Which lines hold the word "temperature"? Show each of them.

- - - - - - -

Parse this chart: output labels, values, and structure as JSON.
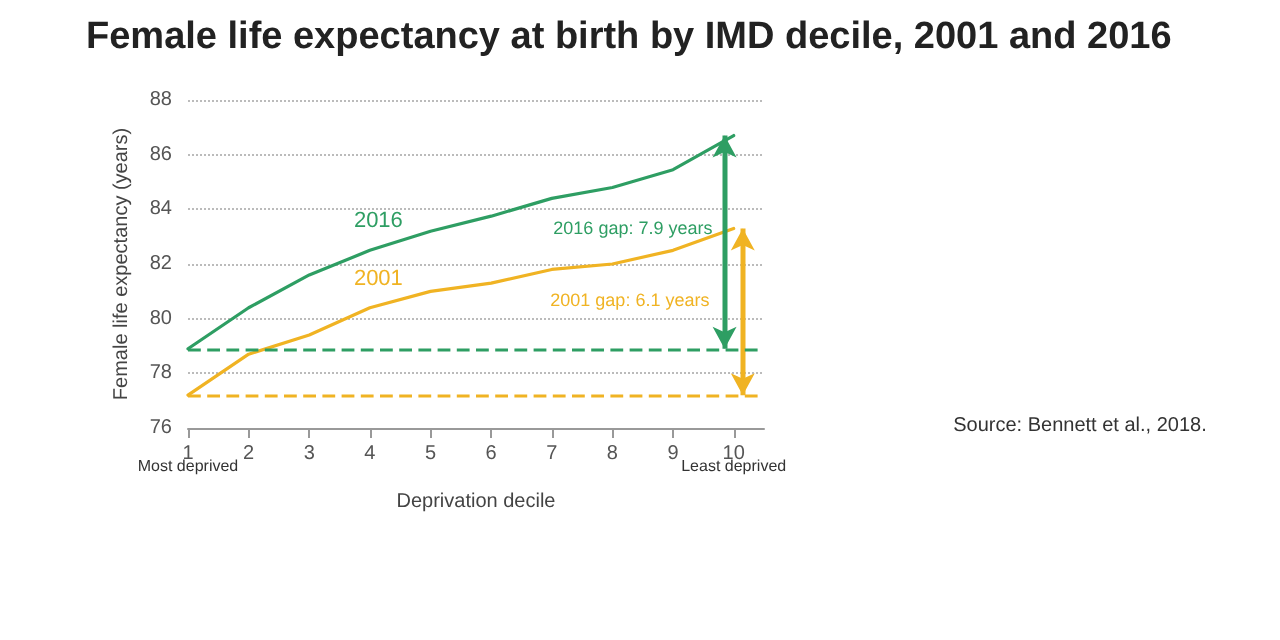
{
  "chart_data": {
    "type": "line",
    "title": "Female life expectancy at birth by IMD decile, 2001 and 2016",
    "xlabel": "Deprivation decile",
    "ylabel": "Female life expectancy (years)",
    "x": [
      1,
      2,
      3,
      4,
      5,
      6,
      7,
      8,
      9,
      10
    ],
    "series": [
      {
        "name": "2016",
        "color": "#2e9e63",
        "values": [
          78.9,
          80.4,
          81.6,
          82.5,
          83.2,
          83.75,
          84.4,
          84.8,
          85.45,
          86.7
        ]
      },
      {
        "name": "2001",
        "color": "#f0b323",
        "values": [
          77.2,
          78.7,
          79.4,
          80.4,
          81.0,
          81.3,
          81.8,
          82.0,
          82.5,
          83.3
        ]
      }
    ],
    "xlim": [
      1,
      10.5
    ],
    "xticks": [
      1,
      2,
      3,
      4,
      5,
      6,
      7,
      8,
      9,
      10
    ],
    "ylim": [
      76,
      88
    ],
    "yticks": [
      76,
      78,
      80,
      82,
      84,
      86,
      88
    ],
    "ref_lines": [
      {
        "axis": "y",
        "value": 78.9,
        "color": "#2e9e63",
        "line_style": "dashed"
      },
      {
        "axis": "y",
        "value": 77.2,
        "color": "#f0b323",
        "line_style": "dashed"
      }
    ],
    "annotations": [
      "2016 gap: 7.9 years",
      "2001 gap: 6.1 years",
      "Most deprived",
      "Least deprived",
      "Source: Bennett et al., 2018."
    ],
    "grid": "y",
    "legend": false,
    "marker": "none",
    "line_style": "solid"
  }
}
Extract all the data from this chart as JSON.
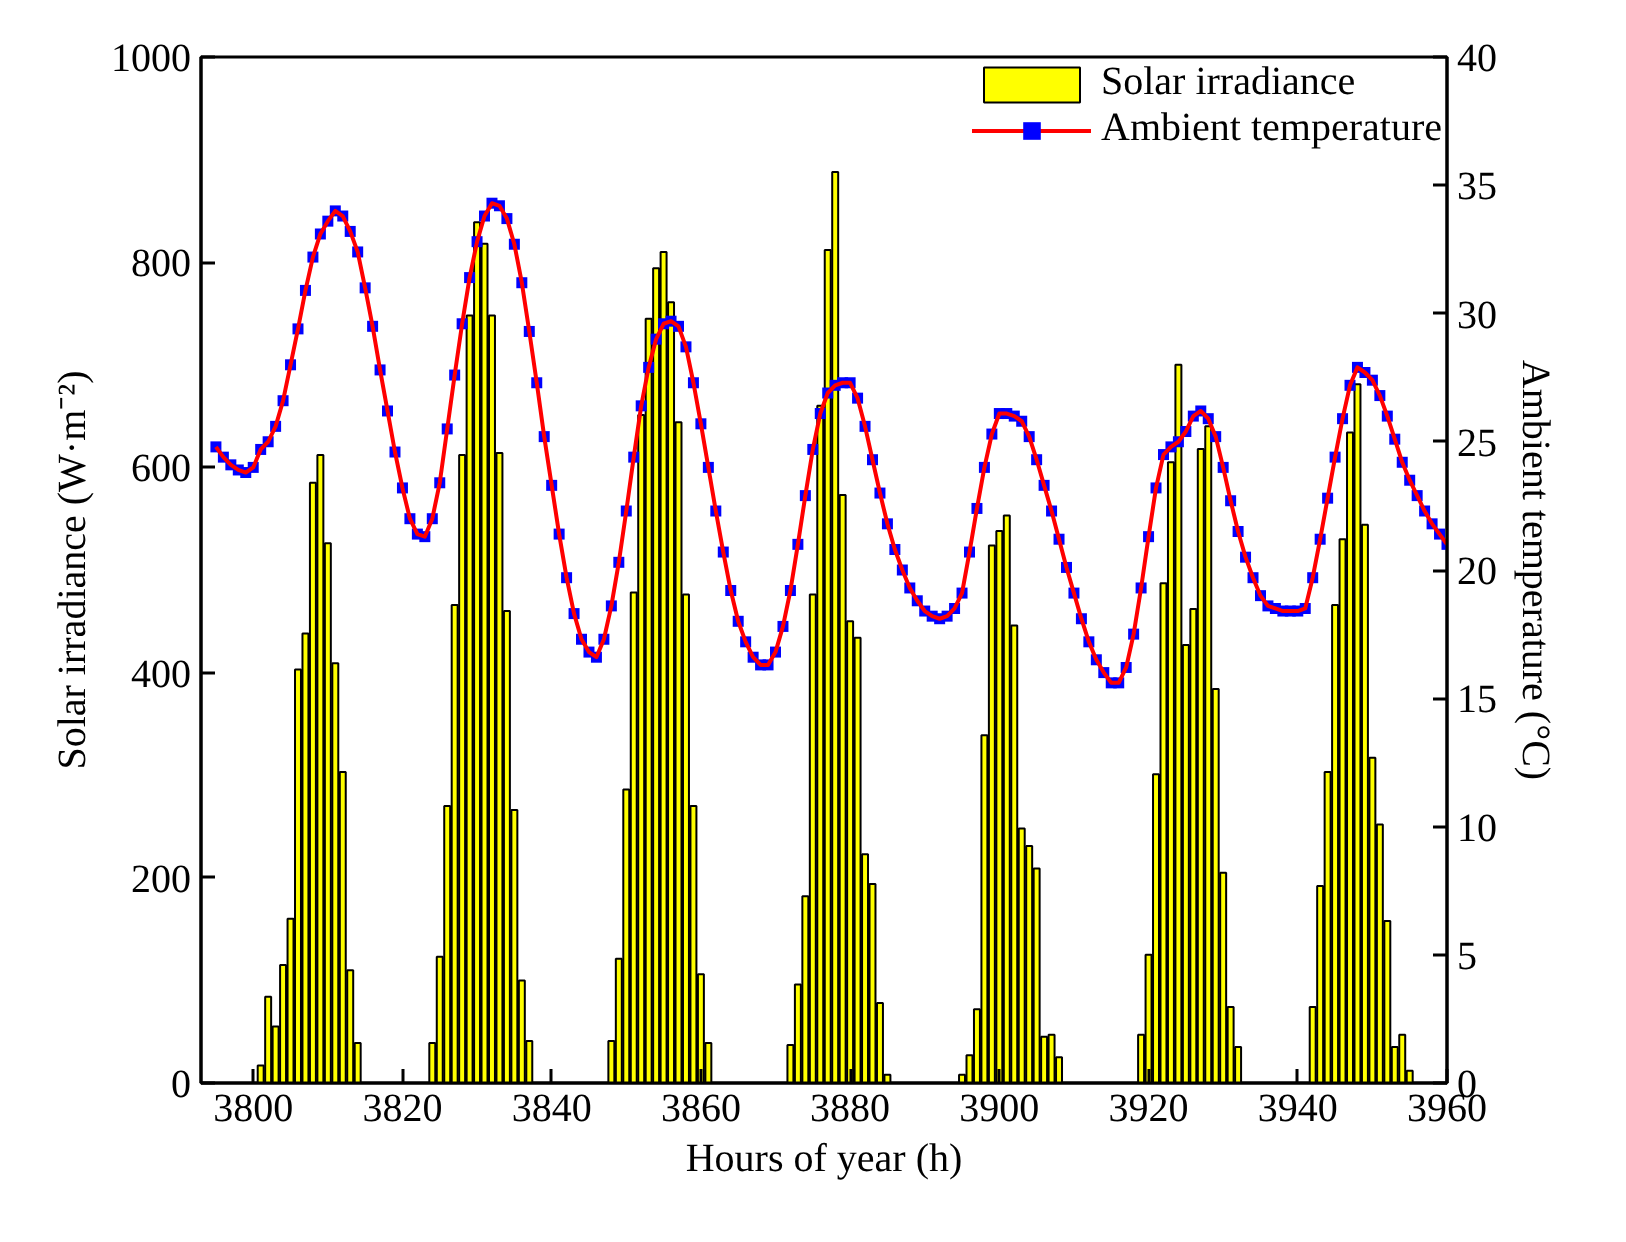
{
  "chart_data": {
    "type": "bar",
    "xlabel": "Hours of year (h)",
    "ylabel": "Solar irradiance (W·m⁻²)",
    "y2label": "Ambient temperature (°C)",
    "xlim": [
      3793,
      3960
    ],
    "xticks": [
      3800,
      3820,
      3840,
      3860,
      3880,
      3900,
      3920,
      3940,
      3960
    ],
    "ylim": [
      0,
      1000
    ],
    "yticks": [
      0,
      200,
      400,
      600,
      800,
      1000
    ],
    "y2lim": [
      0,
      40
    ],
    "y2ticks": [
      0,
      5,
      10,
      15,
      20,
      25,
      30,
      35,
      40
    ],
    "legend": "top right",
    "grid": false,
    "series": [
      {
        "name": "Solar irradiance",
        "color": "#ffff00",
        "x": [
          3801,
          3802,
          3803,
          3804,
          3805,
          3806,
          3807,
          3808,
          3809,
          3810,
          3811,
          3812,
          3813,
          3814,
          3824,
          3825,
          3826,
          3827,
          3828,
          3829,
          3830,
          3831,
          3832,
          3833,
          3834,
          3835,
          3836,
          3837,
          3848,
          3849,
          3850,
          3851,
          3852,
          3853,
          3854,
          3855,
          3856,
          3857,
          3858,
          3859,
          3860,
          3861,
          3872,
          3873,
          3874,
          3875,
          3876,
          3877,
          3878,
          3879,
          3880,
          3881,
          3882,
          3883,
          3884,
          3885,
          3895,
          3896,
          3897,
          3898,
          3899,
          3900,
          3901,
          3902,
          3903,
          3904,
          3905,
          3906,
          3907,
          3908,
          3919,
          3920,
          3921,
          3922,
          3923,
          3924,
          3925,
          3926,
          3927,
          3928,
          3929,
          3930,
          3931,
          3932,
          3942,
          3943,
          3944,
          3945,
          3946,
          3947,
          3948,
          3949,
          3950,
          3951,
          3952,
          3953,
          3954,
          3955
        ],
        "values": [
          17,
          84,
          55,
          115,
          160,
          403,
          438,
          585,
          612,
          526,
          409,
          303,
          110,
          39,
          39,
          123,
          270,
          466,
          612,
          748,
          839,
          818,
          748,
          614,
          460,
          266,
          100,
          41,
          41,
          121,
          286,
          478,
          651,
          745,
          794,
          810,
          761,
          644,
          476,
          270,
          106,
          39,
          37,
          96,
          182,
          476,
          660,
          812,
          888,
          573,
          450,
          434,
          223,
          194,
          78,
          8,
          8,
          27,
          72,
          339,
          524,
          538,
          553,
          446,
          248,
          231,
          209,
          45,
          47,
          25,
          47,
          125,
          301,
          487,
          605,
          700,
          427,
          462,
          618,
          640,
          384,
          205,
          74,
          35,
          74,
          192,
          303,
          466,
          530,
          634,
          681,
          544,
          317,
          252,
          158,
          35,
          47,
          12
        ]
      },
      {
        "name": "Ambient temperature",
        "type": "line",
        "axis": "y2",
        "color": "#ff0000",
        "marker": "square",
        "colors": [
          "#0000ff",
          "#0000ff",
          "#0000ff",
          "#0000ff",
          "#0000ff",
          "#0000ff",
          "#0000ff",
          "#0000ff",
          "#0000ff",
          "#0000ff",
          "#0000ff",
          "#0000ff",
          "#0000ff",
          "#0000ff",
          "#0000ff",
          "#0000ff",
          "#0000ff",
          "#0000ff",
          "#0000ff",
          "#0000ff",
          "#0000ff",
          "#0000ff",
          "#0000ff",
          "#0000ff",
          "#0000ff",
          "#0000ff",
          "#0000ff",
          "#0000ff",
          "#0000ff",
          "#0000ff",
          "#0000ff",
          "#0000ff",
          "#0000ff",
          "#0000ff",
          "#0000ff",
          "#0000ff",
          "#0000ff",
          "#0000ff",
          "#0000ff",
          "#0000ff",
          "#0000ff",
          "#0000ff",
          "#0000ff",
          "#0000ff",
          "#0000ff",
          "#0000ff",
          "#0000ff",
          "#0000ff",
          "#0000ff",
          "#0000ff",
          "#0000ff",
          "#0000ff",
          "#0000ff",
          "#0000ff",
          "#0000ff",
          "#0000ff",
          "#0000ff",
          "#0000ff",
          "#0000ff",
          "#0000ff",
          "#0000ff",
          "#0000ff",
          "#0000ff",
          "#0000ff",
          "#0000ff",
          "#0000ff",
          "#0000ff",
          "#0000ff",
          "#0000ff",
          "#0000ff",
          "#0000ff",
          "#0000ff",
          "#0000ff",
          "#0000ff",
          "#0000ff",
          "#0000ff",
          "#0000ff",
          "#0000ff",
          "#0000ff",
          "#0000ff",
          "#0000ff",
          "#0000ff",
          "#0000ff",
          "#0000ff",
          "#0000ff",
          "#0000ff",
          "#0000ff",
          "#0000ff",
          "#0000ff",
          "#0000ff",
          "#0000ff",
          "#0000ff",
          "#0000ff",
          "#0000ff",
          "#0000ff",
          "#0000ff",
          "#0000ff",
          "#0000ff",
          "#0000ff",
          "#0000ff",
          "#0000ff",
          "#0000ff",
          "#0000ff",
          "#0000ff",
          "#0000ff",
          "#0000ff",
          "#0000ff",
          "#0000ff",
          "#0000ff",
          "#0000ff",
          "#0000ff",
          "#0000ff",
          "#0000ff",
          "#0000ff",
          "#0000ff",
          "#0000ff",
          "#0000ff",
          "#0000ff",
          "#0000ff",
          "#0000ff",
          "#0000ff",
          "#0000ff",
          "#0000ff",
          "#0000ff",
          "#0000ff",
          "#0000ff",
          "#0000ff",
          "#0000ff",
          "#0000ff",
          "#0000ff",
          "#0000ff",
          "#0000ff",
          "#0000ff",
          "#0000ff",
          "#0000ff",
          "#0000ff",
          "#0000ff",
          "#0000ff",
          "#0000ff",
          "#0000ff",
          "#0000ff",
          "#0000ff",
          "#0000ff",
          "#0000ff",
          "#0000ff",
          "#0000ff",
          "#0000ff",
          "#0000ff",
          "#0000ff",
          "#0000ff",
          "#0000ff",
          "#0000ff",
          "#0000ff",
          "#0000ff",
          "#0000ff",
          "#0000ff",
          "#0000ff",
          "#0000ff",
          "#0000ff",
          "#0000ff",
          "#0000ff",
          "#0000ff",
          "#0000ff",
          "#0000ff",
          "#0000ff",
          "#0000ff"
        ],
        "line_style": "solid",
        "x": [
          3795,
          3796,
          3797,
          3798,
          3799,
          3800,
          3801,
          3802,
          3803,
          3804,
          3805,
          3806,
          3807,
          3808,
          3809,
          3810,
          3811,
          3812,
          3813,
          3814,
          3815,
          3816,
          3817,
          3818,
          3819,
          3820,
          3821,
          3822,
          3823,
          3824,
          3825,
          3826,
          3827,
          3828,
          3829,
          3830,
          3831,
          3832,
          3833,
          3834,
          3835,
          3836,
          3837,
          3838,
          3839,
          3840,
          3841,
          3842,
          3843,
          3844,
          3845,
          3846,
          3847,
          3848,
          3849,
          3850,
          3851,
          3852,
          3853,
          3854,
          3855,
          3856,
          3857,
          3858,
          3859,
          3860,
          3861,
          3862,
          3863,
          3864,
          3865,
          3866,
          3867,
          3868,
          3869,
          3870,
          3871,
          3872,
          3873,
          3874,
          3875,
          3876,
          3877,
          3878,
          3879,
          3880,
          3881,
          3882,
          3883,
          3884,
          3885,
          3886,
          3887,
          3888,
          3889,
          3890,
          3891,
          3892,
          3893,
          3894,
          3895,
          3896,
          3897,
          3898,
          3899,
          3900,
          3901,
          3902,
          3903,
          3904,
          3905,
          3906,
          3907,
          3908,
          3909,
          3910,
          3911,
          3912,
          3913,
          3914,
          3915,
          3916,
          3917,
          3918,
          3919,
          3920,
          3921,
          3922,
          3923,
          3924,
          3925,
          3926,
          3927,
          3928,
          3929,
          3930,
          3931,
          3932,
          3933,
          3934,
          3935,
          3936,
          3937,
          3938,
          3939,
          3940,
          3941,
          3942,
          3943,
          3944,
          3945,
          3946,
          3947,
          3948,
          3949,
          3950,
          3951,
          3952,
          3953,
          3954,
          3955,
          3956,
          3957,
          3958,
          3959,
          3960
        ],
        "values": [
          24.8,
          24.4,
          24.1,
          23.9,
          23.8,
          24.0,
          24.7,
          25.0,
          25.6,
          26.6,
          28.0,
          29.4,
          30.9,
          32.2,
          33.1,
          33.6,
          34.0,
          33.8,
          33.2,
          32.4,
          31.0,
          29.5,
          27.8,
          26.2,
          24.6,
          23.2,
          22.0,
          21.4,
          21.3,
          22.0,
          23.4,
          25.5,
          27.6,
          29.6,
          31.4,
          32.8,
          33.8,
          34.3,
          34.2,
          33.7,
          32.7,
          31.2,
          29.3,
          27.3,
          25.2,
          23.3,
          21.4,
          19.7,
          18.3,
          17.3,
          16.8,
          16.6,
          17.3,
          18.6,
          20.3,
          22.3,
          24.4,
          26.4,
          27.9,
          29.0,
          29.6,
          29.7,
          29.5,
          28.7,
          27.3,
          25.7,
          24.0,
          22.3,
          20.7,
          19.2,
          18.0,
          17.2,
          16.6,
          16.3,
          16.3,
          16.8,
          17.8,
          19.2,
          21.0,
          22.9,
          24.7,
          26.1,
          26.9,
          27.2,
          27.3,
          27.3,
          26.7,
          25.6,
          24.3,
          23.0,
          21.8,
          20.8,
          20.0,
          19.3,
          18.8,
          18.4,
          18.2,
          18.1,
          18.2,
          18.5,
          19.1,
          20.7,
          22.4,
          24.0,
          25.3,
          26.1,
          26.1,
          26.0,
          25.8,
          25.2,
          24.3,
          23.3,
          22.3,
          21.2,
          20.1,
          19.1,
          18.1,
          17.2,
          16.5,
          16.0,
          15.6,
          15.6,
          16.2,
          17.5,
          19.3,
          21.3,
          23.2,
          24.5,
          24.8,
          25.0,
          25.4,
          26.0,
          26.2,
          25.9,
          25.2,
          24.0,
          22.7,
          21.5,
          20.5,
          19.7,
          19.0,
          18.6,
          18.5,
          18.4,
          18.4,
          18.4,
          18.5,
          19.7,
          21.2,
          22.8,
          24.4,
          25.9,
          27.2,
          27.9,
          27.7,
          27.4,
          26.8,
          26.0,
          25.1,
          24.2,
          23.5,
          22.9,
          22.3,
          21.8,
          21.4,
          21.0
        ]
      }
    ]
  }
}
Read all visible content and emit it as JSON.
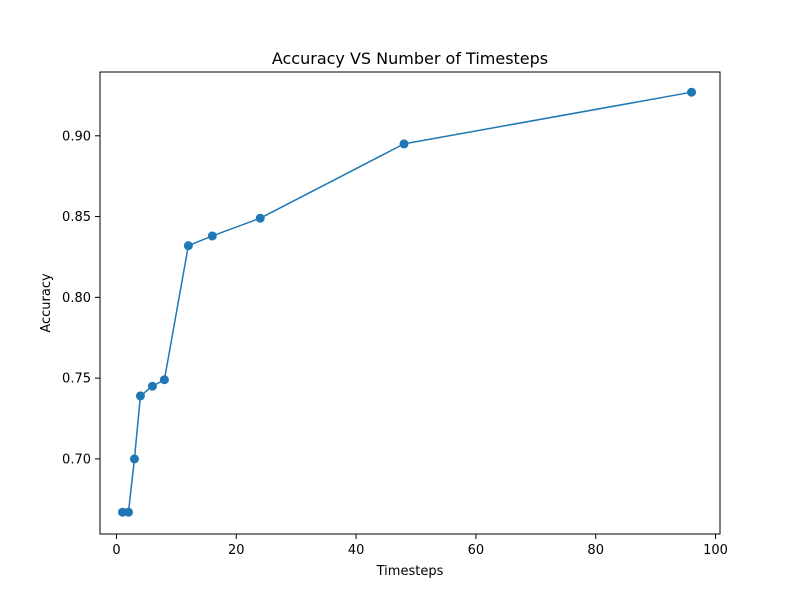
{
  "chart_data": {
    "type": "line",
    "title": "Accuracy VS Number of Timesteps",
    "xlabel": "Timesteps",
    "ylabel": "Accuracy",
    "xlim": [
      -2.75,
      100.75
    ],
    "ylim": [
      0.6535,
      0.9395
    ],
    "xticks": [
      0,
      20,
      40,
      60,
      80,
      100
    ],
    "yticks": [
      0.7,
      0.75,
      0.8,
      0.85,
      0.9
    ],
    "xtick_labels": [
      "0",
      "20",
      "40",
      "60",
      "80",
      "100"
    ],
    "ytick_labels": [
      "0.70",
      "0.75",
      "0.80",
      "0.85",
      "0.90"
    ],
    "grid": false,
    "series": [
      {
        "color": "#1f77b4",
        "marker": "circle",
        "x": [
          1,
          2,
          3,
          4,
          6,
          8,
          12,
          16,
          24,
          48,
          96
        ],
        "y": [
          0.667,
          0.667,
          0.7,
          0.739,
          0.745,
          0.749,
          0.832,
          0.838,
          0.849,
          0.895,
          0.927
        ]
      }
    ]
  }
}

- - - - - - -

### FULL SOLUTION
    "y2label": "Ambient temperature (°C)",
        "name": "Ambient temperature",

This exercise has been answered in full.